## [Given request]
Take from the listing each line that has the string "COINBASE".

[Start of Data entries]

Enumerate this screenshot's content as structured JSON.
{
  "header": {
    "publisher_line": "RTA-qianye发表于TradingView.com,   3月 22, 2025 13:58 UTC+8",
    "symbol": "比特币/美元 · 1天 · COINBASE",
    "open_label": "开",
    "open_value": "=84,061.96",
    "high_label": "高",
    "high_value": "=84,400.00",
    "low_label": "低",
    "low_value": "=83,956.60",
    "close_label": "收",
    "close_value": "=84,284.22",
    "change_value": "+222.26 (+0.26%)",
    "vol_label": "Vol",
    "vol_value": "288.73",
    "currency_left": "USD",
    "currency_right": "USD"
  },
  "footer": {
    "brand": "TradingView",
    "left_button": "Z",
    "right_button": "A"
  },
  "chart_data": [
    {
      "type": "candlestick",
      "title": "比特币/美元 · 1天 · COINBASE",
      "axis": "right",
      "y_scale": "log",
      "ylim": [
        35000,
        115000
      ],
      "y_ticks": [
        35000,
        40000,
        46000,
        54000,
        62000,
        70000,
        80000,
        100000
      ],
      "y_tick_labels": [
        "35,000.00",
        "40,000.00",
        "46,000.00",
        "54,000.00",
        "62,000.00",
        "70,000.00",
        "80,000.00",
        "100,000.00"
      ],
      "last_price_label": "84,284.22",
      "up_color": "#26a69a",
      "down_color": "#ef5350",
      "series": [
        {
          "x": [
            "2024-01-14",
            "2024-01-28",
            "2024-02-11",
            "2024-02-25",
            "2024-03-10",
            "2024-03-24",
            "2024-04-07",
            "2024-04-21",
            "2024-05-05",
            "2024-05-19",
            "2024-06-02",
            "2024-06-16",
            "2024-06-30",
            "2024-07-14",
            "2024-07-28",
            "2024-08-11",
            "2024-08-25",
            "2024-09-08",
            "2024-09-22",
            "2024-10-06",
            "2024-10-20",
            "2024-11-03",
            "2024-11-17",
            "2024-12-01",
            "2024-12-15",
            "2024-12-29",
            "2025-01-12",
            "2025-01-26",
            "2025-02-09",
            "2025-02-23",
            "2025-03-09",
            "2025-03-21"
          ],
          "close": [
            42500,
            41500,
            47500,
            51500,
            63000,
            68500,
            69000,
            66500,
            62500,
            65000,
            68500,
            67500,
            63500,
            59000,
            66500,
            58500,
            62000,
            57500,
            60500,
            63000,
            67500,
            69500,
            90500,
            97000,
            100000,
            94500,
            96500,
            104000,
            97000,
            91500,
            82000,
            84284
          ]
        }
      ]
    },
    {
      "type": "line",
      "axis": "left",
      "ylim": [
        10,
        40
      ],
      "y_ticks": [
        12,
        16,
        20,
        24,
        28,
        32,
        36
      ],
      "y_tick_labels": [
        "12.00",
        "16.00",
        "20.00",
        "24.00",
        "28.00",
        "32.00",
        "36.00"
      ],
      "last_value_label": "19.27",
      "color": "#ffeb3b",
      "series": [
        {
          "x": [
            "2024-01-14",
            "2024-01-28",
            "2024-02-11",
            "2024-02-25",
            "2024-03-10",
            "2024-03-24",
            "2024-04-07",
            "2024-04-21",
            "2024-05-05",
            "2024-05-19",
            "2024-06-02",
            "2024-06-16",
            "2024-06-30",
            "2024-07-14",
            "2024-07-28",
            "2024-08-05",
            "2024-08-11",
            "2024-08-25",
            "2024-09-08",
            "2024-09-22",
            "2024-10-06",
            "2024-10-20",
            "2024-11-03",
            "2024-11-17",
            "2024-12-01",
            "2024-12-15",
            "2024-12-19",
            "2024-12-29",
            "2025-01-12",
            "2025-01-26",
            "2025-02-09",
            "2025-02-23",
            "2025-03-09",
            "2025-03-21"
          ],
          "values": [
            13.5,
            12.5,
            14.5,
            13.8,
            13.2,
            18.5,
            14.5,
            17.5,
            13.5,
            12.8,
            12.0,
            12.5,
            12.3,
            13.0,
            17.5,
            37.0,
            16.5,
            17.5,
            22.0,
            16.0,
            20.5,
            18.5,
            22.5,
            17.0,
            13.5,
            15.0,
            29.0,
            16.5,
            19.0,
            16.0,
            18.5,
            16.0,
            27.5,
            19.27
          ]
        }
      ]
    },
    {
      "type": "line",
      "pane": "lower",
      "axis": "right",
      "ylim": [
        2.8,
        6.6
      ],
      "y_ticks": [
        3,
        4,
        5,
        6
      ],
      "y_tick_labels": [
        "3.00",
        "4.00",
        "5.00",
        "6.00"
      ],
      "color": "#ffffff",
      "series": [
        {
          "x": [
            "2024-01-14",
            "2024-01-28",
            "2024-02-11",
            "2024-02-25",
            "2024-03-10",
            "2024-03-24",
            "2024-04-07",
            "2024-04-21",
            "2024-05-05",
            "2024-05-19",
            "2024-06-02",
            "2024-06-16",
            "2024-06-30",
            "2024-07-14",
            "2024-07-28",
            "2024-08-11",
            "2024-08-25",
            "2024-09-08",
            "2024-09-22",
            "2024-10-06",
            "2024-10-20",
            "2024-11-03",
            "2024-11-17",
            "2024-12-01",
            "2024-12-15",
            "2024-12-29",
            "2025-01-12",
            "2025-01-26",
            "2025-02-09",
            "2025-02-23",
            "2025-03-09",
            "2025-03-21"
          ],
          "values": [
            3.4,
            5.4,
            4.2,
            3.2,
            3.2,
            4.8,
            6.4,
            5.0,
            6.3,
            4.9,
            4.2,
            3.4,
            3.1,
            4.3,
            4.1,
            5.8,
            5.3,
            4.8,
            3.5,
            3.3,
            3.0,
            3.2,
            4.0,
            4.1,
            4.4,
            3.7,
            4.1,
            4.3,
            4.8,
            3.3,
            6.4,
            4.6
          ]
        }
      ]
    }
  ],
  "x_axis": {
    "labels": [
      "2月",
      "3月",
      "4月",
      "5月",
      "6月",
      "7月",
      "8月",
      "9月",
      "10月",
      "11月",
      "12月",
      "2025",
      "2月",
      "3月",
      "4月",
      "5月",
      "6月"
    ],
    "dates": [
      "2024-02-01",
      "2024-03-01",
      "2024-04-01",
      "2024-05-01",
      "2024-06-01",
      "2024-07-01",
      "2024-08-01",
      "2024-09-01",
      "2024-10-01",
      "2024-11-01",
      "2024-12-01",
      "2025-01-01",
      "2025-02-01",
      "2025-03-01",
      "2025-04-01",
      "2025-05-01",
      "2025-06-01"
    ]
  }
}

[End of Data entries]

## [Answer for this exercise]
    "symbol": "比特币/美元 · 1天 · COINBASE",
      "title": "比特币/美元 · 1天 · COINBASE",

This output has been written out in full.